▶ _Your instructions_: Take each line containing the word "Fälligkeitsdatum" and copy it.

▶ _Supplied records_:
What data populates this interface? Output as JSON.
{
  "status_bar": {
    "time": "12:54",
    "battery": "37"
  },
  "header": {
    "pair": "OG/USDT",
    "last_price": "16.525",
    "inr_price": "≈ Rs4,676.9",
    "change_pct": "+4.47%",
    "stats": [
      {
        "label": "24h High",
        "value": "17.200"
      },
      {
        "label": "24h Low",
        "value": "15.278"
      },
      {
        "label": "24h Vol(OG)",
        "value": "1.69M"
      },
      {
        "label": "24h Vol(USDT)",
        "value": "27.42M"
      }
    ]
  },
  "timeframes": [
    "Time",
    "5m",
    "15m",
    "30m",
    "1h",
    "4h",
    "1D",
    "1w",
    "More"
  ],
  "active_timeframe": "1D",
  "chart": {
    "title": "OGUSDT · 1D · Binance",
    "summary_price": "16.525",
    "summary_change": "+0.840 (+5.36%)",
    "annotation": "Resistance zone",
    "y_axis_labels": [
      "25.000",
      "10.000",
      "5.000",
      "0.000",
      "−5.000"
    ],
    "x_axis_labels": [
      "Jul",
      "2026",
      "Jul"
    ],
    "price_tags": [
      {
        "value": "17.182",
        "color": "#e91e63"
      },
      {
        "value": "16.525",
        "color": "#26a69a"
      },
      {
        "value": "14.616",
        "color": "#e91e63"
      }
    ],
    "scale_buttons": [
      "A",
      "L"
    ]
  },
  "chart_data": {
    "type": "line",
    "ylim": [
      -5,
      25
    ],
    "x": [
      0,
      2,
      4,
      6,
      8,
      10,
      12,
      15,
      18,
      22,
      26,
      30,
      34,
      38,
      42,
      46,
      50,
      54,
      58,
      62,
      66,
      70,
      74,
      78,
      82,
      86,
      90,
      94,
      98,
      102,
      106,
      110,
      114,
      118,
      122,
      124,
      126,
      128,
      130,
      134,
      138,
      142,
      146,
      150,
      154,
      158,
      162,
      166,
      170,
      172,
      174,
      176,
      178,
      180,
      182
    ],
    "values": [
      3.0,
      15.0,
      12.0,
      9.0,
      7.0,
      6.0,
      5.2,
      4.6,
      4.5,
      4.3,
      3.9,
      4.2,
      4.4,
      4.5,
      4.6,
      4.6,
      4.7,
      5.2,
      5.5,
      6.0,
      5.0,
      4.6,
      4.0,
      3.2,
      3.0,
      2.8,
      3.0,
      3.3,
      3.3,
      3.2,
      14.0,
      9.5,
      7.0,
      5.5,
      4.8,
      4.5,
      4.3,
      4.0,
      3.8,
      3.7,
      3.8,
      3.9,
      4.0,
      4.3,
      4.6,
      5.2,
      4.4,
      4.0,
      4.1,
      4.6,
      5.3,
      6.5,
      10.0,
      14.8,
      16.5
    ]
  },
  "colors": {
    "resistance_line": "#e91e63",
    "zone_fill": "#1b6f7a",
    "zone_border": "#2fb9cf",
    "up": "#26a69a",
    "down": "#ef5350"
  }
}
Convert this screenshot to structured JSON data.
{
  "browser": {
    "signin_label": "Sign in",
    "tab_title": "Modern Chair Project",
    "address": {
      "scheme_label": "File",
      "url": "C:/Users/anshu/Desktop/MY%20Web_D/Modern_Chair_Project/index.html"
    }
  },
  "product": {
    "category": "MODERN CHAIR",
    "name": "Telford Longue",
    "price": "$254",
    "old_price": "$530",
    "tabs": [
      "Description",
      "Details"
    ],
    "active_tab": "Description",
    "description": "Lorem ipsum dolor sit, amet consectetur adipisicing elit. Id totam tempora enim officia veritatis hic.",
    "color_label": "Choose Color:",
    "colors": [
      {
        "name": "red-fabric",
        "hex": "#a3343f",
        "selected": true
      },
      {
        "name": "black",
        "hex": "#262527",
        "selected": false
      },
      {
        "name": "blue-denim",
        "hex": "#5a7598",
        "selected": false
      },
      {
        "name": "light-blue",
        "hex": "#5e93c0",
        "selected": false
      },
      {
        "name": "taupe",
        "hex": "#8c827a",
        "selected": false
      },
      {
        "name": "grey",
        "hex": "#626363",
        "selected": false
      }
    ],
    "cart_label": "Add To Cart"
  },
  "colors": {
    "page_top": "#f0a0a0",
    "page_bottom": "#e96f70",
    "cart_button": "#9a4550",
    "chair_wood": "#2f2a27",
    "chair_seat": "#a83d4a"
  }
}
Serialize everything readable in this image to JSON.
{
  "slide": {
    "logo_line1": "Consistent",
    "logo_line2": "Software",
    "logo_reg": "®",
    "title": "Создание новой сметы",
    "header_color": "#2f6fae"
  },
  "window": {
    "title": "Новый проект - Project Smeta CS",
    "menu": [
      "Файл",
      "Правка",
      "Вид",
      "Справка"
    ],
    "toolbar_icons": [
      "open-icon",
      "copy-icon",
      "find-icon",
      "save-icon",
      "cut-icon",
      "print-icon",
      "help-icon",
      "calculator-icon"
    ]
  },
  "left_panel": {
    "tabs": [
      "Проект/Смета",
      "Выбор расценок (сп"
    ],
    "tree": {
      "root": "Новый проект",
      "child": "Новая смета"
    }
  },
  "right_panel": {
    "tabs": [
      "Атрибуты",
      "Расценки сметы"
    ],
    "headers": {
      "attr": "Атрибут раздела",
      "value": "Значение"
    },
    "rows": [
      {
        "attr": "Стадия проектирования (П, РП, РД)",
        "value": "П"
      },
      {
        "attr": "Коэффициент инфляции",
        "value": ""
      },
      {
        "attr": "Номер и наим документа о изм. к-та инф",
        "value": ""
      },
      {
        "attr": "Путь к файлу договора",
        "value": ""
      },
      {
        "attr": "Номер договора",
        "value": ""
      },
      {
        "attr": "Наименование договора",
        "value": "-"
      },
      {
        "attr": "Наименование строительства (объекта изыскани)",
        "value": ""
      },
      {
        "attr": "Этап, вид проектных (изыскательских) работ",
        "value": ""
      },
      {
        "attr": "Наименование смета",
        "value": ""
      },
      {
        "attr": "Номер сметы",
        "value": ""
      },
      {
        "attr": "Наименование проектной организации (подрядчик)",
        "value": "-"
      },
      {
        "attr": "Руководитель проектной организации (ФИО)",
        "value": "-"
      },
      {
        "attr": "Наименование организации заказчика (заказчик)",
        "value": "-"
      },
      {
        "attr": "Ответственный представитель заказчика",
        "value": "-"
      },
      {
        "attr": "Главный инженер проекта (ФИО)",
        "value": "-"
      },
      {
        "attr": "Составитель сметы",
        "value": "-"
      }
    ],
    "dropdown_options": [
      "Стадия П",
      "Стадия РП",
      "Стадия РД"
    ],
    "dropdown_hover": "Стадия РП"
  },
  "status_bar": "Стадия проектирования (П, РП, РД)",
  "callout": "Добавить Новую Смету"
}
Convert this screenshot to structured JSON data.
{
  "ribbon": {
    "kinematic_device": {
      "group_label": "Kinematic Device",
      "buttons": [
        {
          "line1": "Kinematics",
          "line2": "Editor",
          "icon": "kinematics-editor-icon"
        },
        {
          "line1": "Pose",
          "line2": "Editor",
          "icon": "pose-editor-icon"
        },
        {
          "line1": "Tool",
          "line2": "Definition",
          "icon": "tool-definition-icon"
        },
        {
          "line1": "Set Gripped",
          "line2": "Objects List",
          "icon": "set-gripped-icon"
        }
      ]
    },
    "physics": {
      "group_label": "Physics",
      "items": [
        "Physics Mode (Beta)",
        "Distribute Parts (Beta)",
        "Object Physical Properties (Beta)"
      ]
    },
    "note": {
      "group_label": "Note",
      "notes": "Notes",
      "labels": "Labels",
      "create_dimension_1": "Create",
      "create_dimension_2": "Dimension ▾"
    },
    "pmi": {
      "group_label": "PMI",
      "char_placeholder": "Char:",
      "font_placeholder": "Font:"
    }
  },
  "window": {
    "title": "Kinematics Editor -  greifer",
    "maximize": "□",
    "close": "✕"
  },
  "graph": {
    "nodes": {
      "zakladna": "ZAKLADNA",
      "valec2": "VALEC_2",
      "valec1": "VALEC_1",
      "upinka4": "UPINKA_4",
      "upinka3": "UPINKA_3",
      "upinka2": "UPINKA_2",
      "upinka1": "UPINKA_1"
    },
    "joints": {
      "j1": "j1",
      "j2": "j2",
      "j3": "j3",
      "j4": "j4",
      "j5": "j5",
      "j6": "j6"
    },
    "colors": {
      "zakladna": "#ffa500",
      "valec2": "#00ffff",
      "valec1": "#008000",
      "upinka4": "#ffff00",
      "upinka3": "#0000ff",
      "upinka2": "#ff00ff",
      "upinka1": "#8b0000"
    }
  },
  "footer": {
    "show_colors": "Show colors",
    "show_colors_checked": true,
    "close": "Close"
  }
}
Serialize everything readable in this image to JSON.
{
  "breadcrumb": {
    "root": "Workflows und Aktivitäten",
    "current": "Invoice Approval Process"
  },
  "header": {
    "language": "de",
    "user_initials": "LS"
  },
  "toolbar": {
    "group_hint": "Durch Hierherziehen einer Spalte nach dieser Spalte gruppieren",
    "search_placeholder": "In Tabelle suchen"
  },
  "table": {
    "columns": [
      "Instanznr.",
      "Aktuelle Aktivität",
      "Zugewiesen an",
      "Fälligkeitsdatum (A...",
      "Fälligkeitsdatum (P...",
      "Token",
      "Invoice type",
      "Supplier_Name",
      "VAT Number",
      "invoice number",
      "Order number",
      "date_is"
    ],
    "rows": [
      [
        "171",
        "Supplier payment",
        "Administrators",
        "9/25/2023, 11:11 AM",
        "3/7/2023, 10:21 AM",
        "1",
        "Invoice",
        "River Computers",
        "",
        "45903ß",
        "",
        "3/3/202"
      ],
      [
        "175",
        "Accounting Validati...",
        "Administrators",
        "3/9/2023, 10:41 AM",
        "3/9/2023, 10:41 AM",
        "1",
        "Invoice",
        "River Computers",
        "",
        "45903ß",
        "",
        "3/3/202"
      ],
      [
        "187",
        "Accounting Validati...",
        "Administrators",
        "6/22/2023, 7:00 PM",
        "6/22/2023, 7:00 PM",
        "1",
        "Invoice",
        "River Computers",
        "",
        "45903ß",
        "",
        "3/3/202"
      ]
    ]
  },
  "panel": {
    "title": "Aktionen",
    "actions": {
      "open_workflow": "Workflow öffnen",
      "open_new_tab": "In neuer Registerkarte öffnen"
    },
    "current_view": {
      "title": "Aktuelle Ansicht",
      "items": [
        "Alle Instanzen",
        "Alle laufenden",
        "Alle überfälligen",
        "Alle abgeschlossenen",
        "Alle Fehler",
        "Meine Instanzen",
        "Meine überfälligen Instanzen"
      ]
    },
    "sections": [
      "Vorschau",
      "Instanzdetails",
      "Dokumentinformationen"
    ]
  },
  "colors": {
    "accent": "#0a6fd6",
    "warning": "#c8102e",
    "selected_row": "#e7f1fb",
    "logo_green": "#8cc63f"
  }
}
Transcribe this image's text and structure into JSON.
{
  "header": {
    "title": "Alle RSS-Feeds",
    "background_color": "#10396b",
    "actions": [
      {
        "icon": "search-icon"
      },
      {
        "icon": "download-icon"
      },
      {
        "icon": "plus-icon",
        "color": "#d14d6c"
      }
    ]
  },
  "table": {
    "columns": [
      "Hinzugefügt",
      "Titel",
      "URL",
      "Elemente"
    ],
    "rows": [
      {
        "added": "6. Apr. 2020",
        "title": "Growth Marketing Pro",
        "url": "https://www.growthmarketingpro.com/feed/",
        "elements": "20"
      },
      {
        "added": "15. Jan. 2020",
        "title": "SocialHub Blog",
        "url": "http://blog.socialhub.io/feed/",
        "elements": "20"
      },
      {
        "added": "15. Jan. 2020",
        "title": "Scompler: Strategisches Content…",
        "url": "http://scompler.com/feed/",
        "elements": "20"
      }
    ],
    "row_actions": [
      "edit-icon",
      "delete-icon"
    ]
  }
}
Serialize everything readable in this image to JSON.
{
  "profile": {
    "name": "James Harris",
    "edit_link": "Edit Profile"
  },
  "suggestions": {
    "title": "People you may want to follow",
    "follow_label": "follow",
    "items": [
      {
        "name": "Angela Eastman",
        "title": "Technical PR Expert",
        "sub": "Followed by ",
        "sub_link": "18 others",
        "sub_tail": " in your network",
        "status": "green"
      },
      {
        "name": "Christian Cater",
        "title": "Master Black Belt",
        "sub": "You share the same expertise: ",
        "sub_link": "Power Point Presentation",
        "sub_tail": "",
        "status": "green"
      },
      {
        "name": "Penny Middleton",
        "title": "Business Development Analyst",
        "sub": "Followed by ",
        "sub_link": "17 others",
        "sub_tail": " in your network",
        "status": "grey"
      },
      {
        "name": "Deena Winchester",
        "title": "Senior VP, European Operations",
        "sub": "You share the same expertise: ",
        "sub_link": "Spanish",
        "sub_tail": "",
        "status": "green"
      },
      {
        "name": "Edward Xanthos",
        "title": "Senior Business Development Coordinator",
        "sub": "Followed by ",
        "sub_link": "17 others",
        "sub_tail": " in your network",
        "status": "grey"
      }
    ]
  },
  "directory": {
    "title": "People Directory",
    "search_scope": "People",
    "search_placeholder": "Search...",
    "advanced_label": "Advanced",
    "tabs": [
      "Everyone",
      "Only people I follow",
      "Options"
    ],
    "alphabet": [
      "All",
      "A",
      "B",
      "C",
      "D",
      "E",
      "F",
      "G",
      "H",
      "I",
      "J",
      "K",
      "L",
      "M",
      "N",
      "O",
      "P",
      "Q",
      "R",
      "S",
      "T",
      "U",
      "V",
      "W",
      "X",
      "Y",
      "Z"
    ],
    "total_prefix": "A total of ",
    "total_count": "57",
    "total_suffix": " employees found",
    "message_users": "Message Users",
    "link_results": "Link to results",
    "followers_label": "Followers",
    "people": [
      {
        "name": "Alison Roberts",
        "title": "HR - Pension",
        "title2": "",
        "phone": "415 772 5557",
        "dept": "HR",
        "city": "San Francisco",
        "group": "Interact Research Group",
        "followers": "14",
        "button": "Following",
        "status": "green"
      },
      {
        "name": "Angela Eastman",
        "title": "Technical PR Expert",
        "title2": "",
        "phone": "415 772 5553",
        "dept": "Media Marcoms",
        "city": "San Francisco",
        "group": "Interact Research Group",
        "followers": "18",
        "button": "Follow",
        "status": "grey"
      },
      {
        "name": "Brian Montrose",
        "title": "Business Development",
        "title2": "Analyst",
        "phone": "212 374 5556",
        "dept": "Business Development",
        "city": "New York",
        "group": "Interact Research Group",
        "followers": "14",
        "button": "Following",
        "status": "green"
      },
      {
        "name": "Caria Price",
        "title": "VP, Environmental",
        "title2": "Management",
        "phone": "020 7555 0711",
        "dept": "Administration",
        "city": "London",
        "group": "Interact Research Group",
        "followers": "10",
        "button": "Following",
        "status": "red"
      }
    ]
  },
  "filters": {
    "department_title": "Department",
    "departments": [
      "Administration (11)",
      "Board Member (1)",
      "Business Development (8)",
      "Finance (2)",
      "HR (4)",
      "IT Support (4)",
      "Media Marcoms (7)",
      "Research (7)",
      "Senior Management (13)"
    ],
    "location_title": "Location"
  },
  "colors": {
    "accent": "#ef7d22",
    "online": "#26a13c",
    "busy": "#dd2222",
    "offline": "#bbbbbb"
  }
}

▶ _Result of the exercise_:
      "Fälligkeitsdatum (A...",
      "Fälligkeitsdatum (P...",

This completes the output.